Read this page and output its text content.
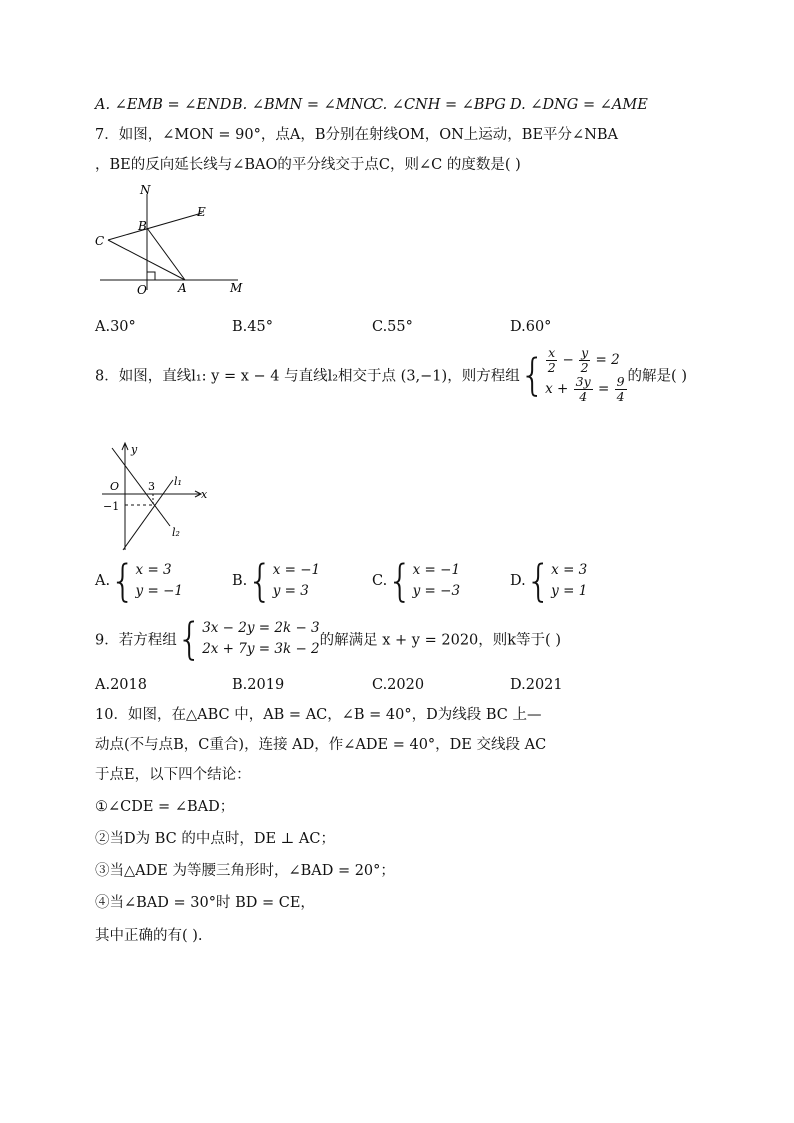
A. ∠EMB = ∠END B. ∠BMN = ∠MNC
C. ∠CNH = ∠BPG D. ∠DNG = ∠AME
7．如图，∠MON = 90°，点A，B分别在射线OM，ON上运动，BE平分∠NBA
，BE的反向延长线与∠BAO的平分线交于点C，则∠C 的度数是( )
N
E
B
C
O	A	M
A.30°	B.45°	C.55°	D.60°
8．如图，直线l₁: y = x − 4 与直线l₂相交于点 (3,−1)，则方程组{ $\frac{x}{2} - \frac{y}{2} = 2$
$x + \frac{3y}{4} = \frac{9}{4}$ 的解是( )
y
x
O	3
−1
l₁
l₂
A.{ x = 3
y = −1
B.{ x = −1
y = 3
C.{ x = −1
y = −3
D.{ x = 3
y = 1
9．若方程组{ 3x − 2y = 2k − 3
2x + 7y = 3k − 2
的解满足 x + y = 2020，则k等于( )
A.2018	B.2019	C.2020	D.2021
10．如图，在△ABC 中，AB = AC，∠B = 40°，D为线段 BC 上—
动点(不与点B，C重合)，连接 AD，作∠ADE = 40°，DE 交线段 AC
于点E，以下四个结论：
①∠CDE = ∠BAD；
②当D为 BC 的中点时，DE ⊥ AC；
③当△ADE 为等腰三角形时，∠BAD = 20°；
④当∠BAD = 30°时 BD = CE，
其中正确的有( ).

▸ **Exercise**:
Using the entries above, tally how many lines have the word "frac" in them; write the number and nothing more.

▸ **Solution**:
2